(Stored dataset items)
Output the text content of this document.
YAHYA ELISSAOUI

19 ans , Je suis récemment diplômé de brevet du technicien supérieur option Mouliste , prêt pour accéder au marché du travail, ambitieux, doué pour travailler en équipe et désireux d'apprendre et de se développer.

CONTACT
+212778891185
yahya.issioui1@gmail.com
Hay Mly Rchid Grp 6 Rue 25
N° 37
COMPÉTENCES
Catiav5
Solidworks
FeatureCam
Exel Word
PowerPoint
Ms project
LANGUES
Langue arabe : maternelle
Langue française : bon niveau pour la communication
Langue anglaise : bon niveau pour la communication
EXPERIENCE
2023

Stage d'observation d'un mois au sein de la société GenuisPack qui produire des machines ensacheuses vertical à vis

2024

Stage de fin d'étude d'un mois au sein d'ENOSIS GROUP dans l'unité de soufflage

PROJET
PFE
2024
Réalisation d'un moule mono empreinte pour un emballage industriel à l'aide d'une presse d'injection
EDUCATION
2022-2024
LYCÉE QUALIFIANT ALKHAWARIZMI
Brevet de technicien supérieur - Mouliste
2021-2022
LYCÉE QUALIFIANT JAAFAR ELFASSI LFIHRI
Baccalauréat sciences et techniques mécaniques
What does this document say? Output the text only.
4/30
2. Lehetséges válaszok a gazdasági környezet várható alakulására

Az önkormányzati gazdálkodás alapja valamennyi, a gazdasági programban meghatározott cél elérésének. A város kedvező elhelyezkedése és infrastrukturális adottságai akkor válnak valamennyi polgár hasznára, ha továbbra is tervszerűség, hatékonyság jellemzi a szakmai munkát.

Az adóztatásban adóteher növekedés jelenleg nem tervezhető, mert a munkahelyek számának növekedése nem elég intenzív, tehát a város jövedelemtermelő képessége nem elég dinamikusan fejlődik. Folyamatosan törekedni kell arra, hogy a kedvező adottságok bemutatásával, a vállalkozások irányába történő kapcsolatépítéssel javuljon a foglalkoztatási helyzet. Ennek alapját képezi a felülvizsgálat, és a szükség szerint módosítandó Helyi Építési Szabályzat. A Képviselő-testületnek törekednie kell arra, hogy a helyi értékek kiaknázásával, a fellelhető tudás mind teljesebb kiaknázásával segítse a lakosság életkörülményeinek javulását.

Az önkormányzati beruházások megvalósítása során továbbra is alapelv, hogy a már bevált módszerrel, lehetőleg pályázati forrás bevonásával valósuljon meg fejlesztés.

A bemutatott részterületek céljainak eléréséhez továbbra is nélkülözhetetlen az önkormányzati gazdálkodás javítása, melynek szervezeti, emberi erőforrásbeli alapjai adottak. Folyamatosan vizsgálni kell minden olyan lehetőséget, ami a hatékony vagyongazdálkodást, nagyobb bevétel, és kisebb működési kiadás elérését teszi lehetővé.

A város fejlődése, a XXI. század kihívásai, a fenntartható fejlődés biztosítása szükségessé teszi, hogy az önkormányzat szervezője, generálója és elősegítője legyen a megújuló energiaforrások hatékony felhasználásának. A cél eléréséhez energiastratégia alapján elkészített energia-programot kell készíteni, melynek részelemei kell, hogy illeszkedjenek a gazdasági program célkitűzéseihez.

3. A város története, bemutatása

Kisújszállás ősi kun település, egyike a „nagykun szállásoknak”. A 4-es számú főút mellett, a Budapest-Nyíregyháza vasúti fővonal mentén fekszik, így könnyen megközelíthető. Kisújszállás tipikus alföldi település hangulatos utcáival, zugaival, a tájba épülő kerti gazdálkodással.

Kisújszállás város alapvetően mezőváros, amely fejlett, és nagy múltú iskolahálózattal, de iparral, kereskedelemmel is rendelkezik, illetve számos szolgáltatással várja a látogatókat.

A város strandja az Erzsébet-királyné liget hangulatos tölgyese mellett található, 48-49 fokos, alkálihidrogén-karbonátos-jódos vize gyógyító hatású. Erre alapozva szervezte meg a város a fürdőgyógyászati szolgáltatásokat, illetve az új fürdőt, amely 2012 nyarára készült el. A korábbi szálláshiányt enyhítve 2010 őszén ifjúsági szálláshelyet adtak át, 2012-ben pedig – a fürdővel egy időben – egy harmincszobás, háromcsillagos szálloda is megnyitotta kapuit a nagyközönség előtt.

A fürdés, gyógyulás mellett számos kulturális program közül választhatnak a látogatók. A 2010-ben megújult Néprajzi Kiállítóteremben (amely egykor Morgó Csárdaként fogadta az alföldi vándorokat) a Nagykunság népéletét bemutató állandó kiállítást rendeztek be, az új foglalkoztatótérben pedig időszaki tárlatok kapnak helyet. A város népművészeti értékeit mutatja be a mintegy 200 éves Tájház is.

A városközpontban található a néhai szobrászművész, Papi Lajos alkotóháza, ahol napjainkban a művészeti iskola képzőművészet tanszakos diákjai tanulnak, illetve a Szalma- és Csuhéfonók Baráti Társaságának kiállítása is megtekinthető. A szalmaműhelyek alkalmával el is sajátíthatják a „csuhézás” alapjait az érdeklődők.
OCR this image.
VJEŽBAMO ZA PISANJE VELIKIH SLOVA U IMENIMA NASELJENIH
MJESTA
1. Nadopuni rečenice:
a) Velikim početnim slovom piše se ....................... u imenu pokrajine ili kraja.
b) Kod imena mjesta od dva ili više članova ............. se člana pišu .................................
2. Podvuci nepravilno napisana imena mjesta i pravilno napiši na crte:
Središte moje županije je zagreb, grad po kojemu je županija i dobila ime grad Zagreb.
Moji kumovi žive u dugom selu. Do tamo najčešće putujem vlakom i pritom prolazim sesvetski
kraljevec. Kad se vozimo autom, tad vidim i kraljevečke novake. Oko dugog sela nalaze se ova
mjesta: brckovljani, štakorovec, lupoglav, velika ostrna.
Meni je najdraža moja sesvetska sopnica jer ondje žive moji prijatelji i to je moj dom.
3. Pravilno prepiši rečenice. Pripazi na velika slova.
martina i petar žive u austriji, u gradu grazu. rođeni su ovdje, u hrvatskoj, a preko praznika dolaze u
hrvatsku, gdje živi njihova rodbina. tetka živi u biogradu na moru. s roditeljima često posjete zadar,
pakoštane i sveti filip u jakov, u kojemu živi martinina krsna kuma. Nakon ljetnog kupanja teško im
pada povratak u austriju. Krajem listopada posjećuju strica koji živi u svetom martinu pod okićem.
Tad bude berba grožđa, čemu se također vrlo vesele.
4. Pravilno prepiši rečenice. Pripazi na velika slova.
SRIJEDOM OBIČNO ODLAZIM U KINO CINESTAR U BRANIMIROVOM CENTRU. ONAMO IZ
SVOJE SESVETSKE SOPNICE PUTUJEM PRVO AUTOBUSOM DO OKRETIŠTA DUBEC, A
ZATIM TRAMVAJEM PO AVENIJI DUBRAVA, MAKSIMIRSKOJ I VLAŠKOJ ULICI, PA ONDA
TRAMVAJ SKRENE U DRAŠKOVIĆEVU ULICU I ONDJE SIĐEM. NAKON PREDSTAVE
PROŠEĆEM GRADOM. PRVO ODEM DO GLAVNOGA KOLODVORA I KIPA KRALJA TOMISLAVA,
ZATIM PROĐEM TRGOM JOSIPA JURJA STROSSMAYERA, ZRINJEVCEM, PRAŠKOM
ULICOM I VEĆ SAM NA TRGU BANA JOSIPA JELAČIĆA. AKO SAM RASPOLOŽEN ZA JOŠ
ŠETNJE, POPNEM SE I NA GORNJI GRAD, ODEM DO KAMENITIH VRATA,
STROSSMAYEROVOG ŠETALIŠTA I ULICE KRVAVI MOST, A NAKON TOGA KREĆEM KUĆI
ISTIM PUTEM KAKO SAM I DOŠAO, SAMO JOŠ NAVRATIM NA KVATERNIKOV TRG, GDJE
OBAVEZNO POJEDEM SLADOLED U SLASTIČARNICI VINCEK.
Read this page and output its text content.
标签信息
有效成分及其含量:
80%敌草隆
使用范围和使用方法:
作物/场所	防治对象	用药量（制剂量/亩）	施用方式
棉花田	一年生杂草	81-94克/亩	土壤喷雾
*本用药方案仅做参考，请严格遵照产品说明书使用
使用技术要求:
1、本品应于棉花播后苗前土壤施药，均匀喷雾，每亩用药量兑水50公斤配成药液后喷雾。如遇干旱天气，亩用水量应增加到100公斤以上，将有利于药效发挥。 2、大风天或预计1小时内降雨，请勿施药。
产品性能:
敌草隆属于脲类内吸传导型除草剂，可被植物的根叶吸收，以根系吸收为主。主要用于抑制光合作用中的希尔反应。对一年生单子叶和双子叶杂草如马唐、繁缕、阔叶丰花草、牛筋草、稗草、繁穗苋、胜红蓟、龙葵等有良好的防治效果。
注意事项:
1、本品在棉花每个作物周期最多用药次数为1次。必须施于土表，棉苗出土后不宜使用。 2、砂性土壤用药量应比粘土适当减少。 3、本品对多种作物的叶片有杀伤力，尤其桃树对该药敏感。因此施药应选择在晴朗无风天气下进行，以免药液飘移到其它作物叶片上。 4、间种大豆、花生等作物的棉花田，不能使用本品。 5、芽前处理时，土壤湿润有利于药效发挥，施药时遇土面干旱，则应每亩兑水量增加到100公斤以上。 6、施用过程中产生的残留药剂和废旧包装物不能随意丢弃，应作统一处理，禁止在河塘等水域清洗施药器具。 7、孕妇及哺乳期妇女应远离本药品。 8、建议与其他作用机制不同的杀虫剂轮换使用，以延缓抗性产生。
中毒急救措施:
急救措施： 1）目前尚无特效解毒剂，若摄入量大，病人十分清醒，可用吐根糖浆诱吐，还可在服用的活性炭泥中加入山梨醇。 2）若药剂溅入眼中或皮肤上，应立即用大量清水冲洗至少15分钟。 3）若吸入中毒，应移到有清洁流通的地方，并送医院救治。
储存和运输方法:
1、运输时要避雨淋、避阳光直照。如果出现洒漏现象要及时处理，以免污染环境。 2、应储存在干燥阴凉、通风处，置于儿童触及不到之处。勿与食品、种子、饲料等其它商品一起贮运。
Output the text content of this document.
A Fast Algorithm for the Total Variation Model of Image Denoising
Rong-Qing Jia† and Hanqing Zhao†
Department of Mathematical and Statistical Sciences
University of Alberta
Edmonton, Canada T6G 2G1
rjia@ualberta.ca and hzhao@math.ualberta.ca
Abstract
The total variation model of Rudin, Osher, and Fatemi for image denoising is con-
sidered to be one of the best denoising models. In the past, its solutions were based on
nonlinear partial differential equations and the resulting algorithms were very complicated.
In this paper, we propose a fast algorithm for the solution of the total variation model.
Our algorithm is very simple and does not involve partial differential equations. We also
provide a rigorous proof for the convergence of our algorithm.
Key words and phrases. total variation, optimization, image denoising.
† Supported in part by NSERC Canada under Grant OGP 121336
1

→ The exercise:
Check every line of the listing for the string "differential" and report how many lines have it, as a number alone.

→ Response:
2